OBJECTIVE: Check each line for the string "title". Give only the count of lines that have it.

TASK DATA:
■ ■ ■

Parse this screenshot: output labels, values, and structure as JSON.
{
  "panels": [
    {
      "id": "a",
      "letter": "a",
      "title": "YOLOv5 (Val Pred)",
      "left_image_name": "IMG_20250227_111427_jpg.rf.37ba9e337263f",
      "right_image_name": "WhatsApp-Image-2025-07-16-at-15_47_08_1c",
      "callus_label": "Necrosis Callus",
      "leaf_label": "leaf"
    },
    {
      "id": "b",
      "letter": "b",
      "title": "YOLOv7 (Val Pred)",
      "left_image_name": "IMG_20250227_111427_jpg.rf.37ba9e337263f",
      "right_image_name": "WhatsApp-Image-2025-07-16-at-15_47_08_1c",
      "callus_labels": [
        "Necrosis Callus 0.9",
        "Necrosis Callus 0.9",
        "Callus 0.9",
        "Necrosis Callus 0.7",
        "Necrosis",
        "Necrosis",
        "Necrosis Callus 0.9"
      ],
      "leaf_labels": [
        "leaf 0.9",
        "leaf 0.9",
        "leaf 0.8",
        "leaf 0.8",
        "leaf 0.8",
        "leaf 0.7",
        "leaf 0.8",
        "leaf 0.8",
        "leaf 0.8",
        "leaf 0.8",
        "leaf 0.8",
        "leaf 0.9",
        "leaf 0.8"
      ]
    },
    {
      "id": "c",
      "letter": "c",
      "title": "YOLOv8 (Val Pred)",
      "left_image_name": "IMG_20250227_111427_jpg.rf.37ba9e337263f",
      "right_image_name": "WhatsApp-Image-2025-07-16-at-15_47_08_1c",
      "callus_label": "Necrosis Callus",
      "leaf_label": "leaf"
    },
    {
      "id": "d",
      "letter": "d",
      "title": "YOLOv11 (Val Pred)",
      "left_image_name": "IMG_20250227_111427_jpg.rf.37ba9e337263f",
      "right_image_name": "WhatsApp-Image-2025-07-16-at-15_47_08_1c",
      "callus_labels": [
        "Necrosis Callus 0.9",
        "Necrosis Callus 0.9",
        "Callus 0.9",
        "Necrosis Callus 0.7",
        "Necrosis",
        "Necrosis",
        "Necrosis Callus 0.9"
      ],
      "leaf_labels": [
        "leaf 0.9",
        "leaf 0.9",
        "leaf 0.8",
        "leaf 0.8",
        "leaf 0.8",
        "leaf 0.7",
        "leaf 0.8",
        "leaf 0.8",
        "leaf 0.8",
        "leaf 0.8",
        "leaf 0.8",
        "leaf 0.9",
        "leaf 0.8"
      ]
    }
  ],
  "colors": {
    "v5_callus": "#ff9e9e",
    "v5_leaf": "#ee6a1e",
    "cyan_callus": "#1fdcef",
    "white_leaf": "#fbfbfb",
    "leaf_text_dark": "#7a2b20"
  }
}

■ ■ ■

RESPONSE BELOW: 4